• Given instruction
In your copy, repeat the records exactly and leave out the pictures.

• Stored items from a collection
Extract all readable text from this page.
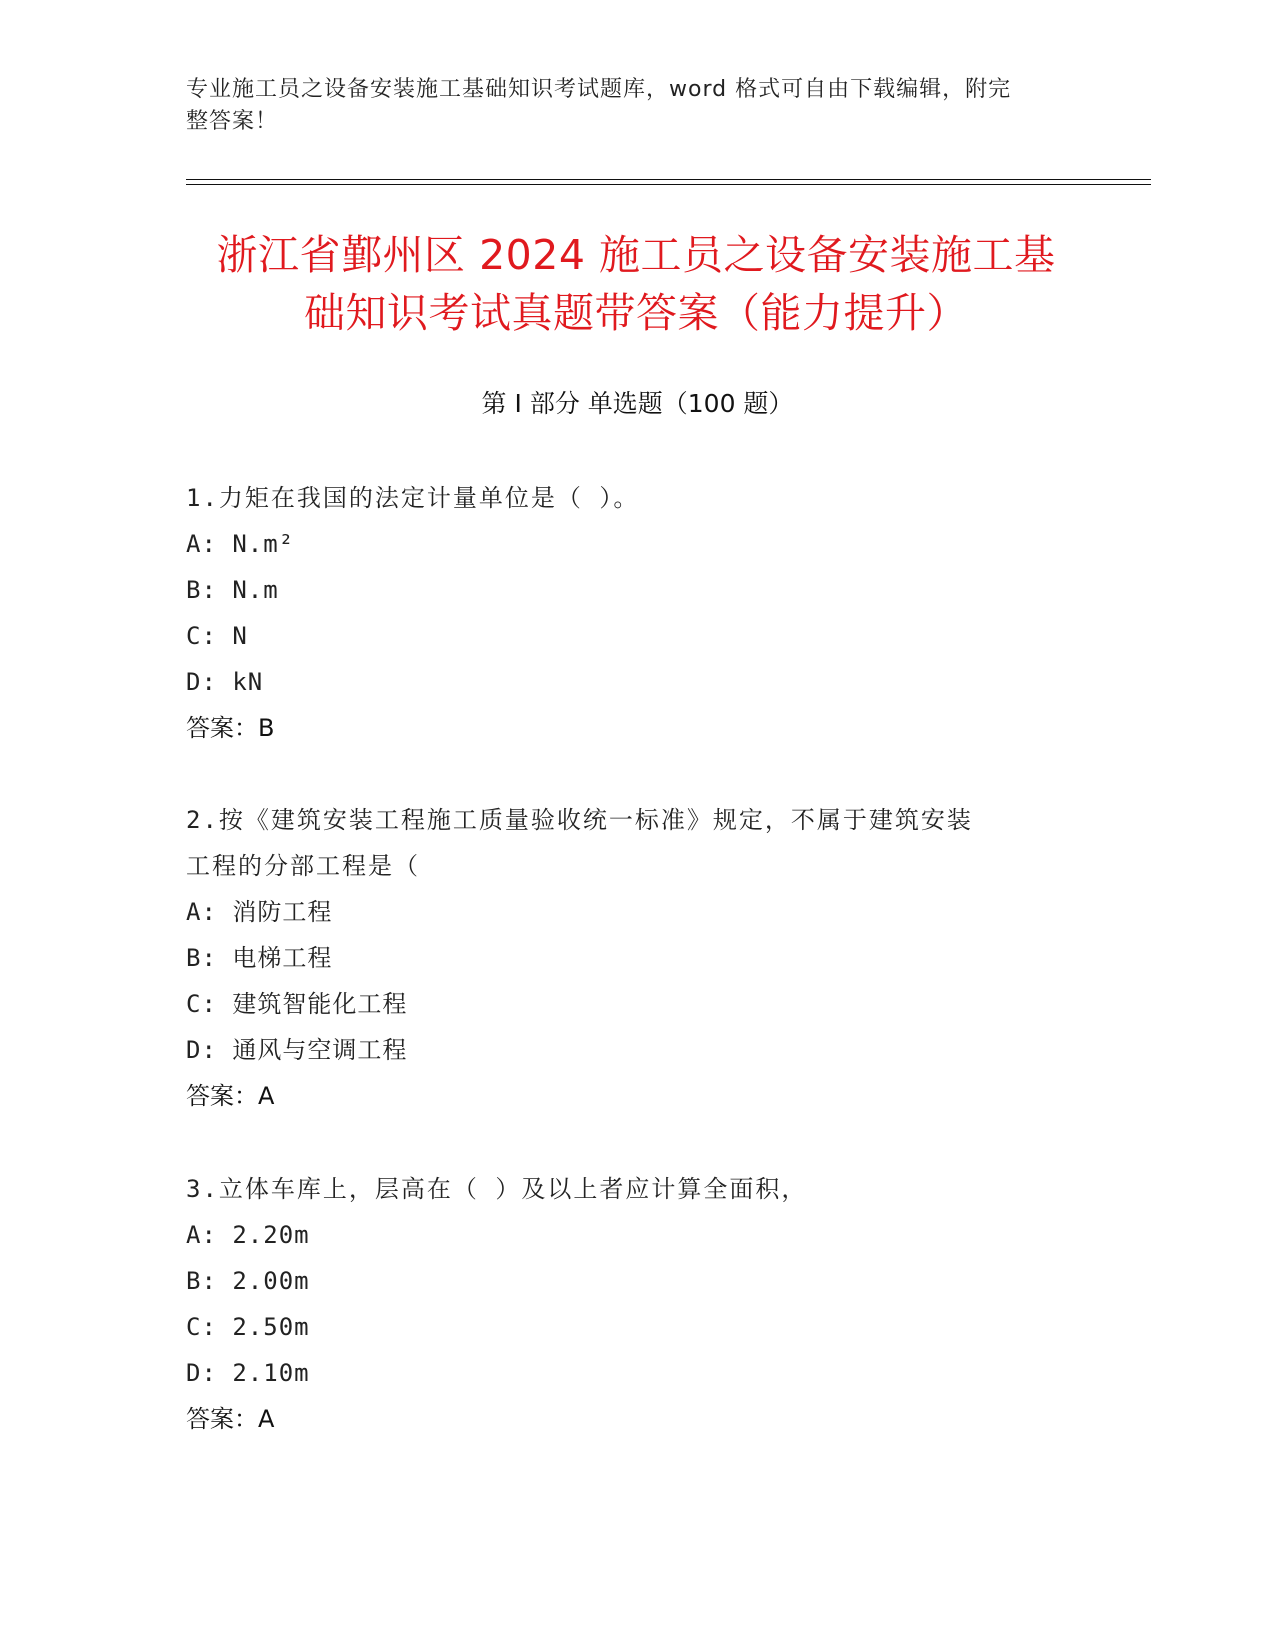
专业施工员之设备安装施工基础知识考试题库，word 格式可自由下载编辑，附完
整答案！
浙江省鄞州区 2024 施工员之设备安装施工基
础知识考试真题带答案（能力提升）
第 I 部分 单选题（100 题）

1.力矩在我国的法定计量单位是（ ）。

A: N.m²

B: N.m

C: N

D: kN

答案：B

2.按《建筑安装工程施工质量验收统一标准》规定，不属于建筑安装

工程的分部工程是（

A: 消防工程

B: 电梯工程

C: 建筑智能化工程

D: 通风与空调工程

答案：A

3.立体车库上，层高在（ ）及以上者应计算全面积，

A: 2.20m

B: 2.00m

C: 2.50m

D: 2.10m

答案：A
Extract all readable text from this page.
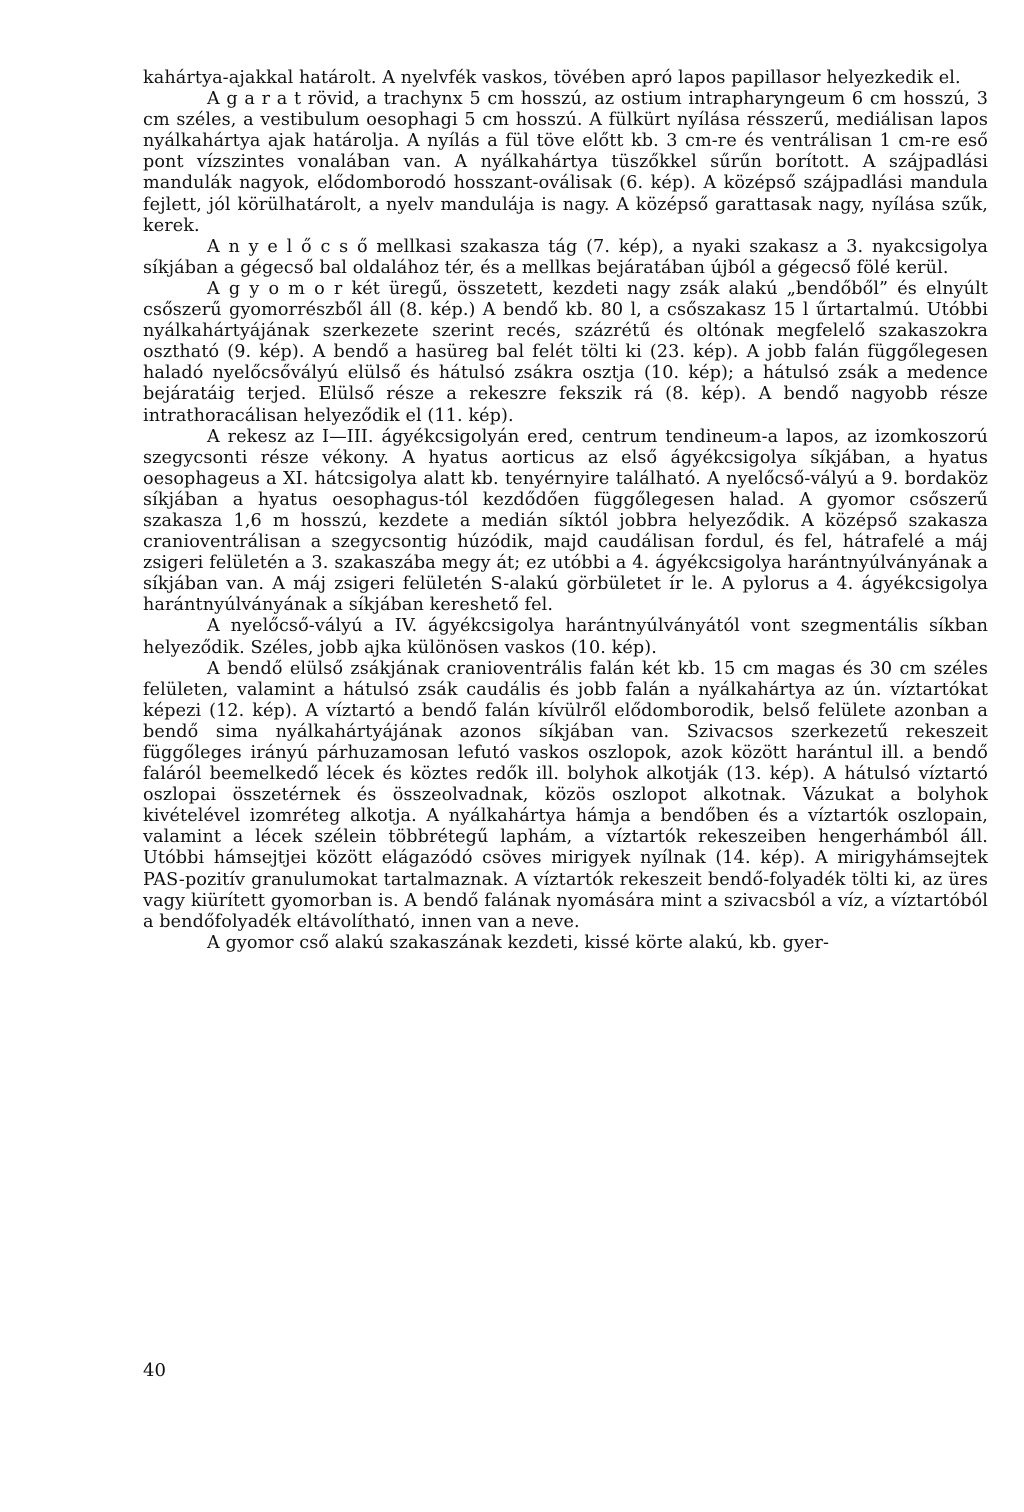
kahártya-ajakkal határolt. A nyelvfék vaskos, tövében apró lapos papillasor helyezkedik el.

A g a r a t rövid, a trachynx 5 cm hosszú, az ostium intrapharyngeum 6 cm hosszú, 3 cm széles, a vestibulum oesophagi 5 cm hosszú. A fülkürt nyílása résszerű, mediálisan lapos nyálkahártya ajak határolja. A nyílás a fül töve előtt kb. 3 cm-re és ventrálisan 1 cm-re eső pont vízszintes vonalában van. A nyálkahártya tüszőkkel sűrűn borított. A szájpadlási mandulák nagyok, elődomborodó hosszant-oválisak (6. kép). A középső szájpadlási mandula fejlett, jól körülhatárolt, a nyelv mandulája is nagy. A középső garattasak nagy, nyílása szűk, kerek.

A n y e l ő c s ő mellkasi szakasza tág (7. kép), a nyaki szakasz a 3. nyakcsigolya síkjában a gégecső bal oldalához tér, és a mellkas bejáratában újból a gégecső fölé kerül.

A g y o m o r két üregű, összetett, kezdeti nagy zsák alakú „bendőből” és elnyúlt csőszerű gyomorrészből áll (8. kép.) A bendő kb. 80 l, a csőszakasz 15 l űrtartalmú. Utóbbi nyálkahártyájának szerkezete szerint recés, százrétű és oltónak megfelelő szakaszokra osztható (9. kép). A bendő a hasüreg bal felét tölti ki (23. kép). A jobb falán függőlegesen haladó nyelőcsővályú elülső és hátulsó zsákra osztja (10. kép); a hátulsó zsák a medence bejáratáig terjed. Elülső része a rekeszre fekszik rá (8. kép). A bendő nagyobb része intrathoracálisan helyeződik el (11. kép).

A rekesz az I—III. ágyékcsigolyán ered, centrum tendineum-a lapos, az izomkoszorú szegycsonti része vékony. A hyatus aorticus az első ágyékcsigolya síkjában, a hyatus oesophageus a XI. hátcsigolya alatt kb. tenyérnyire található. A nyelőcső-vályú a 9. bordaköz síkjában a hyatus oesophagus-tól kezdődően függőlegesen halad. A gyomor csőszerű szakasza 1,6 m hosszú, kezdete a medián síktól jobbra helyeződik. A középső szakasza cranioventrálisan a szegycsontig húzódik, majd caudálisan fordul, és fel, hátrafelé a máj zsigeri felületén a 3. szakaszába megy át; ez utóbbi a 4. ágyékcsigolya harántnyúlványának a síkjában van. A máj zsigeri felületén S-alakú görbületet ír le. A pylorus a 4. ágyékcsigolya harántnyúlványának a síkjában kereshető fel.

A nyelőcső-vályú a IV. ágyékcsigolya harántnyúlványától vont szegmentális síkban helyeződik. Széles, jobb ajka különösen vaskos (10. kép).

A bendő elülső zsákjának cranioventrális falán két kb. 15 cm magas és 30 cm széles felületen, valamint a hátulsó zsák caudális és jobb falán a nyálkahártya az ún. víztartókat képezi (12. kép). A víztartó a bendő falán kívülről elődomborodik, belső felülete azonban a bendő sima nyálkahártyájának azonos síkjában van. Szivacsos szerkezetű rekeszeit függőleges irányú párhuzamosan lefutó vaskos oszlopok, azok között harántul ill. a bendő faláról beemelkedő lécek és köztes redők ill. bolyhok alkotják (13. kép). A hátulsó víztartó oszlopai összetérnek és összeolvadnak, közös oszlopot alkotnak. Vázukat a bolyhok kivételével izomréteg alkotja. A nyálkahártya hámja a bendőben és a víztartók oszlopain, valamint a lécek szélein többrétegű laphám, a víztartók rekeszeiben hengerhámból áll. Utóbbi hámsejtjei között elágazódó csöves mirigyek nyílnak (14. kép). A mirigyhámsejtek PAS-pozitív granulumokat tartalmaznak. A víztartók rekeszeit bendő-folyadék tölti ki, az üres vagy kiürített gyomorban is. A bendő falának nyomására mint a szivacsból a víz, a víztartóból a bendőfolyadék eltávolítható, innen van a neve.

A gyomor cső alakú szakaszának kezdeti, kissé körte alakú, kb. gyer-

40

• Exercise answer
Extract all readable text from this page.
专业施工员之设备安装施工基础知识考试题库，word 格式可自由下载编辑，附完
整答案！
浙江省鄞州区 2024 施工员之设备安装施工基
础知识考试真题带答案（能力提升）
第 I 部分 单选题（100 题）

1.力矩在我国的法定计量单位是（ ）。

A: N.m²

B: N.m

C: N

D: kN

答案：B

2.按《建筑安装工程施工质量验收统一标准》规定，不属于建筑安装

工程的分部工程是（

A: 消防工程

B: 电梯工程

C: 建筑智能化工程

D: 通风与空调工程

答案：A

3.立体车库上，层高在（ ）及以上者应计算全面积，

A: 2.20m

B: 2.00m

C: 2.50m

D: 2.10m

答案：A
Extract all readable text from this page.
kahártya-ajakkal határolt. A nyelvfék vaskos, tövében apró lapos papillasor helyezkedik el.

A g a r a t rövid, a trachynx 5 cm hosszú, az ostium intrapharyngeum 6 cm hosszú, 3 cm széles, a vestibulum oesophagi 5 cm hosszú. A fülkürt nyílása résszerű, mediálisan lapos nyálkahártya ajak határolja. A nyílás a fül töve előtt kb. 3 cm-re és ventrálisan 1 cm-re eső pont vízszintes vonalában van. A nyálkahártya tüszőkkel sűrűn borított. A szájpadlási mandulák nagyok, elődomborodó hosszant-oválisak (6. kép). A középső szájpadlási mandula fejlett, jól körülhatárolt, a nyelv mandulája is nagy. A középső garattasak nagy, nyílása szűk, kerek.

A n y e l ő c s ő mellkasi szakasza tág (7. kép), a nyaki szakasz a 3. nyakcsigolya síkjában a gégecső bal oldalához tér, és a mellkas bejáratában újból a gégecső fölé kerül.

A g y o m o r két üregű, összetett, kezdeti nagy zsák alakú „bendőből” és elnyúlt csőszerű gyomorrészből áll (8. kép.) A bendő kb. 80 l, a csőszakasz 15 l űrtartalmú. Utóbbi nyálkahártyájának szerkezete szerint recés, százrétű és oltónak megfelelő szakaszokra osztható (9. kép). A bendő a hasüreg bal felét tölti ki (23. kép). A jobb falán függőlegesen haladó nyelőcsővályú elülső és hátulsó zsákra osztja (10. kép); a hátulsó zsák a medence bejáratáig terjed. Elülső része a rekeszre fekszik rá (8. kép). A bendő nagyobb része intrathoracálisan helyeződik el (11. kép).

A rekesz az I—III. ágyékcsigolyán ered, centrum tendineum-a lapos, az izomkoszorú szegycsonti része vékony. A hyatus aorticus az első ágyékcsigolya síkjában, a hyatus oesophageus a XI. hátcsigolya alatt kb. tenyérnyire található. A nyelőcső-vályú a 9. bordaköz síkjában a hyatus oesophagus-tól kezdődően függőlegesen halad. A gyomor csőszerű szakasza 1,6 m hosszú, kezdete a medián síktól jobbra helyeződik. A középső szakasza cranioventrálisan a szegycsontig húzódik, majd caudálisan fordul, és fel, hátrafelé a máj zsigeri felületén a 3. szakaszába megy át; ez utóbbi a 4. ágyékcsigolya harántnyúlványának a síkjában van. A máj zsigeri felületén S-alakú görbületet ír le. A pylorus a 4. ágyékcsigolya harántnyúlványának a síkjában kereshető fel.

A nyelőcső-vályú a IV. ágyékcsigolya harántnyúlványától vont szegmentális síkban helyeződik. Széles, jobb ajka különösen vaskos (10. kép).

A bendő elülső zsákjának cranioventrális falán két kb. 15 cm magas és 30 cm széles felületen, valamint a hátulsó zsák caudális és jobb falán a nyálkahártya az ún. víztartókat képezi (12. kép). A víztartó a bendő falán kívülről elődomborodik, belső felülete azonban a bendő sima nyálkahártyájának azonos síkjában van. Szivacsos szerkezetű rekeszeit függőleges irányú párhuzamosan lefutó vaskos oszlopok, azok között harántul ill. a bendő faláról beemelkedő lécek és köztes redők ill. bolyhok alkotják (13. kép). A hátulsó víztartó oszlopai összetérnek és összeolvadnak, közös oszlopot alkotnak. Vázukat a bolyhok kivételével izomréteg alkotja. A nyálkahártya hámja a bendőben és a víztartók oszlopain, valamint a lécek szélein többrétegű laphám, a víztartók rekeszeiben hengerhámból áll. Utóbbi hámsejtjei között elágazódó csöves mirigyek nyílnak (14. kép). A mirigyhámsejtek PAS-pozitív granulumokat tartalmaznak. A víztartók rekeszeit bendő-folyadék tölti ki, az üres vagy kiürített gyomorban is. A bendő falának nyomására mint a szivacsból a víz, a víztartóból a bendőfolyadék eltávolítható, innen van a neve.

A gyomor cső alakú szakaszának kezdeti, kissé körte alakú, kb. gyer-

40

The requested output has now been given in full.